Transcribe all of the data exactly. Omit the pictures.

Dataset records

....................

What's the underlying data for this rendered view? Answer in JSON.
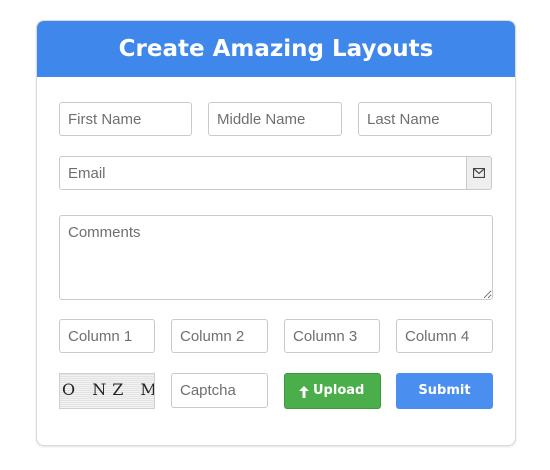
{
  "form": {
    "title": "Create Amazing Layouts",
    "first_name_placeholder": "First Name",
    "middle_name_placeholder": "Middle Name",
    "last_name_placeholder": "Last Name",
    "email_placeholder": "Email",
    "email_icon": "envelope-icon",
    "comments_placeholder": "Comments",
    "columns": [
      "Column 1",
      "Column 2",
      "Column 3",
      "Column 4"
    ],
    "captcha_image_text": "O NZ MU",
    "captcha_placeholder": "Captcha",
    "upload_label": "Upload",
    "upload_icon": "arrow-up-icon",
    "submit_label": "Submit"
  },
  "colors": {
    "header": "#3f87eb",
    "upload": "#4aae4a",
    "submit": "#4a8ff0"
  }
}
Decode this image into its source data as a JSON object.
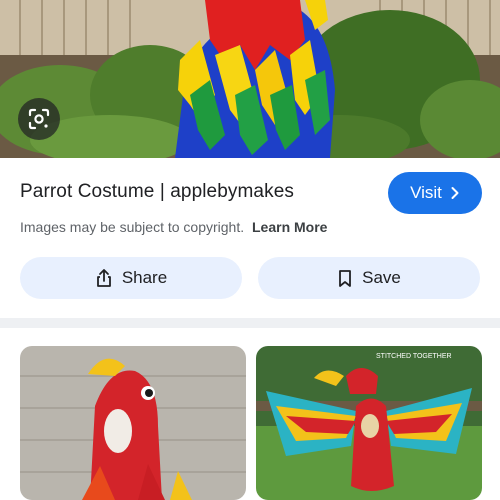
{
  "result": {
    "title": "Parrot Costume | applebymakes",
    "visit_label": "Visit",
    "copyright_text": "Images may be subject to copyright.",
    "learn_more_label": "Learn More"
  },
  "actions": {
    "share_label": "Share",
    "save_label": "Save"
  },
  "related": [
    {
      "watermark": ""
    },
    {
      "watermark": "STITCHED TOGETHER"
    }
  ],
  "colors": {
    "accent": "#1a73e8",
    "button_bg": "#e8f0fe",
    "muted_text": "#5f6368"
  },
  "icons": [
    "lens-icon",
    "chevron-right-icon",
    "share-icon",
    "bookmark-icon"
  ]
}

....................

== Solution ==
What's the underlying data for this rendered view? Answer in JSON.
{
  "form": {
    "title": "Create Amazing Layouts",
    "first_name_placeholder": "First Name",
    "middle_name_placeholder": "Middle Name",
    "last_name_placeholder": "Last Name",
    "email_placeholder": "Email",
    "email_icon": "envelope-icon",
    "comments_placeholder": "Comments",
    "columns": [
      "Column 1",
      "Column 2",
      "Column 3",
      "Column 4"
    ],
    "captcha_image_text": "O NZ MU",
    "captcha_placeholder": "Captcha",
    "upload_label": "Upload",
    "upload_icon": "arrow-up-icon",
    "submit_label": "Submit"
  },
  "colors": {
    "header": "#3f87eb",
    "upload": "#4aae4a",
    "submit": "#4a8ff0"
  }
}
Decode this image into its source data as a JSON object.
{
  "result": {
    "title": "Parrot Costume | applebymakes",
    "visit_label": "Visit",
    "copyright_text": "Images may be subject to copyright.",
    "learn_more_label": "Learn More"
  },
  "actions": {
    "share_label": "Share",
    "save_label": "Save"
  },
  "related": [
    {
      "watermark": ""
    },
    {
      "watermark": "STITCHED TOGETHER"
    }
  ],
  "colors": {
    "accent": "#1a73e8",
    "button_bg": "#e8f0fe",
    "muted_text": "#5f6368"
  },
  "icons": [
    "lens-icon",
    "chevron-right-icon",
    "share-icon",
    "bookmark-icon"
  ]
}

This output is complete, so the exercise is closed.